== EXERCISE INPUTS ==
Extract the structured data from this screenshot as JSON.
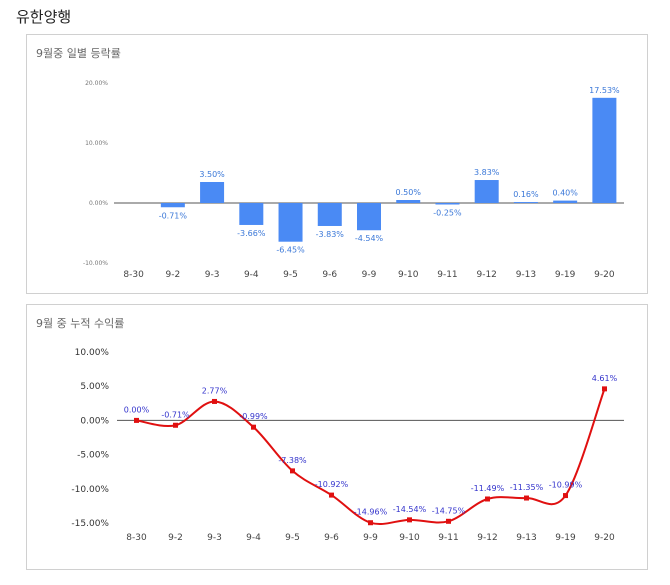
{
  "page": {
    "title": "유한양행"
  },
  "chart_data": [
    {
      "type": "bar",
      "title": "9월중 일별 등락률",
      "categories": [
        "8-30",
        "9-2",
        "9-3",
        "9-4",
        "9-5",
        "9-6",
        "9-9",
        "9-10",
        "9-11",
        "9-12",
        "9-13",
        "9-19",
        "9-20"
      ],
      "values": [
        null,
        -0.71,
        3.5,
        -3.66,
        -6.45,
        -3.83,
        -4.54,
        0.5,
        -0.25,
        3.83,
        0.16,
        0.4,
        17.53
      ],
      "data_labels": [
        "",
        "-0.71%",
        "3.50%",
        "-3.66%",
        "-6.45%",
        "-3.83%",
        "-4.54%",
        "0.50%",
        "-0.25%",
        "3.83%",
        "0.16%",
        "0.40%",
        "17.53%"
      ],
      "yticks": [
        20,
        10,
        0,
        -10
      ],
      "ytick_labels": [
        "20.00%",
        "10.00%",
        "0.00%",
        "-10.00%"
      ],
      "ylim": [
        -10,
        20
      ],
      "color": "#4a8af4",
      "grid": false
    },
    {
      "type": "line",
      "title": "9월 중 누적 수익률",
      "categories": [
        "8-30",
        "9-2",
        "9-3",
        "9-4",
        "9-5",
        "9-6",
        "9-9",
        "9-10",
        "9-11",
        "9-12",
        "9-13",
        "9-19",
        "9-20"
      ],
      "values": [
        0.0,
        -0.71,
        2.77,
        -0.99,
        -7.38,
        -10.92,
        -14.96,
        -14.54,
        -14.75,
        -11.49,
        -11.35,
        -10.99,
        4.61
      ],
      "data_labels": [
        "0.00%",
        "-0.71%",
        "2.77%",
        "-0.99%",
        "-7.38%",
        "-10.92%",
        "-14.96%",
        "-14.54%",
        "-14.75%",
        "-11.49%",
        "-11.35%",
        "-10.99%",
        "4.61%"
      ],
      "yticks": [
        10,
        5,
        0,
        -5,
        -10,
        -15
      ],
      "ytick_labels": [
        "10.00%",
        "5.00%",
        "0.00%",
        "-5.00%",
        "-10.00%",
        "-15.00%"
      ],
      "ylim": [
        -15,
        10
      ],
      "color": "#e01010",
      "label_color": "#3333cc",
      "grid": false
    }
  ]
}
===
Every line of the data above should be quoted exactly. Omit the pictures.

Extract the structured data from this screenshot as JSON.
{
  "page": {
    "title": "유한양행"
  },
  "chart_data": [
    {
      "type": "bar",
      "title": "9월중 일별 등락률",
      "categories": [
        "8-30",
        "9-2",
        "9-3",
        "9-4",
        "9-5",
        "9-6",
        "9-9",
        "9-10",
        "9-11",
        "9-12",
        "9-13",
        "9-19",
        "9-20"
      ],
      "values": [
        null,
        -0.71,
        3.5,
        -3.66,
        -6.45,
        -3.83,
        -4.54,
        0.5,
        -0.25,
        3.83,
        0.16,
        0.4,
        17.53
      ],
      "data_labels": [
        "",
        "-0.71%",
        "3.50%",
        "-3.66%",
        "-6.45%",
        "-3.83%",
        "-4.54%",
        "0.50%",
        "-0.25%",
        "3.83%",
        "0.16%",
        "0.40%",
        "17.53%"
      ],
      "yticks": [
        20,
        10,
        0,
        -10
      ],
      "ytick_labels": [
        "20.00%",
        "10.00%",
        "0.00%",
        "-10.00%"
      ],
      "ylim": [
        -10,
        20
      ],
      "color": "#4a8af4",
      "grid": false
    },
    {
      "type": "line",
      "title": "9월 중 누적 수익률",
      "categories": [
        "8-30",
        "9-2",
        "9-3",
        "9-4",
        "9-5",
        "9-6",
        "9-9",
        "9-10",
        "9-11",
        "9-12",
        "9-13",
        "9-19",
        "9-20"
      ],
      "values": [
        0.0,
        -0.71,
        2.77,
        -0.99,
        -7.38,
        -10.92,
        -14.96,
        -14.54,
        -14.75,
        -11.49,
        -11.35,
        -10.99,
        4.61
      ],
      "data_labels": [
        "0.00%",
        "-0.71%",
        "2.77%",
        "-0.99%",
        "-7.38%",
        "-10.92%",
        "-14.96%",
        "-14.54%",
        "-14.75%",
        "-11.49%",
        "-11.35%",
        "-10.99%",
        "4.61%"
      ],
      "yticks": [
        10,
        5,
        0,
        -5,
        -10,
        -15
      ],
      "ytick_labels": [
        "10.00%",
        "5.00%",
        "0.00%",
        "-5.00%",
        "-10.00%",
        "-15.00%"
      ],
      "ylim": [
        -15,
        10
      ],
      "color": "#e01010",
      "label_color": "#3333cc",
      "grid": false
    }
  ]
}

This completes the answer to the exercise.